## EXERCISE BRIEF
Quote the records beneath, complete and exact. Leave out images.

## BEGIN

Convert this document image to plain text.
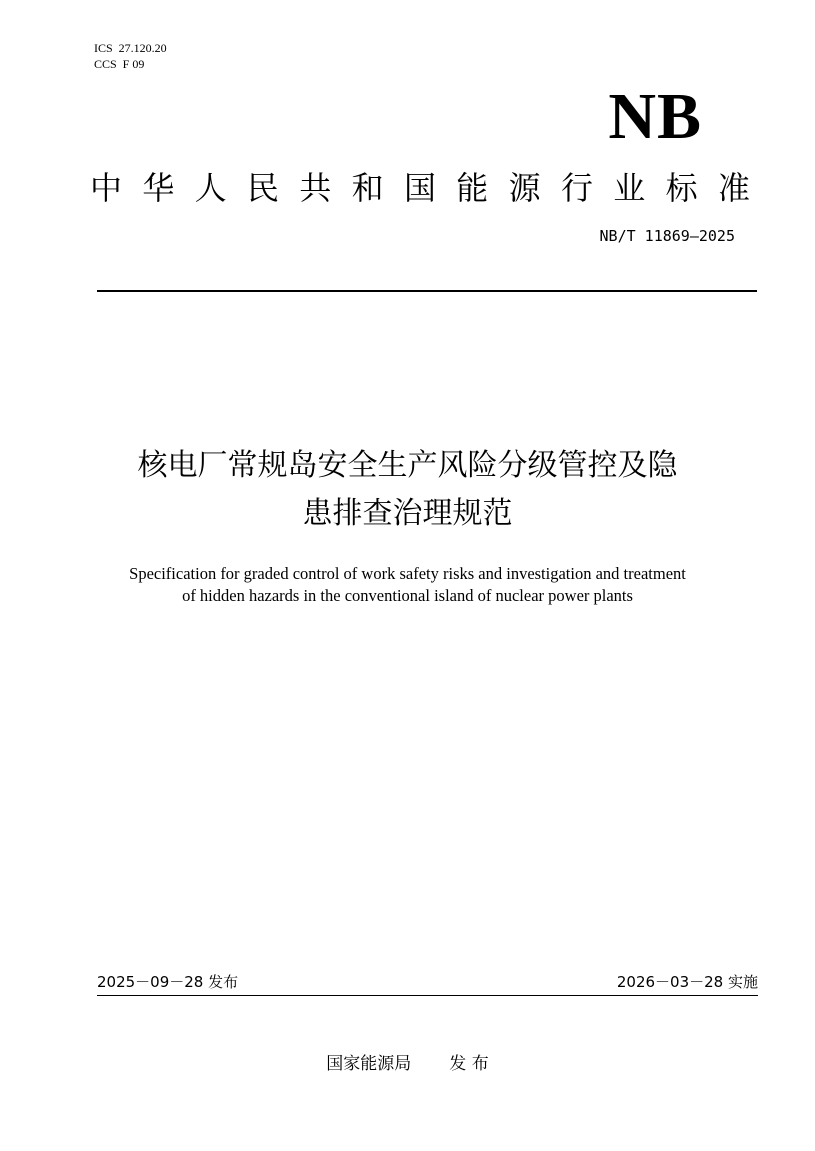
ICS  27.120.20
CCS  F 09
NB
中 华 人 民 共 和 国 能 源 行 业 标 准
NB/T 11869—2025
核电厂常规岛安全生产风险分级管控及隐
患排查治理规范
Specification for graded control of work safety risks and investigation and treatment
of hidden hazards in the conventional island of nuclear power plants
2025－09－28 发布	2026－03－28 实施
国家能源局 发 布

## END

## WRITTEN REPLY
Convert this document image to plain text.
ICS  27.120.20
CCS  F 09
NB
中 华 人 民 共 和 国 能 源 行 业 标 准
NB/T 11869—2025
核电厂常规岛安全生产风险分级管控及隐
患排查治理规范
Specification for graded control of work safety risks and investigation and treatment
of hidden hazards in the conventional island of nuclear power plants
2025－09－28 发布	2026－03－28 实施
国家能源局 发 布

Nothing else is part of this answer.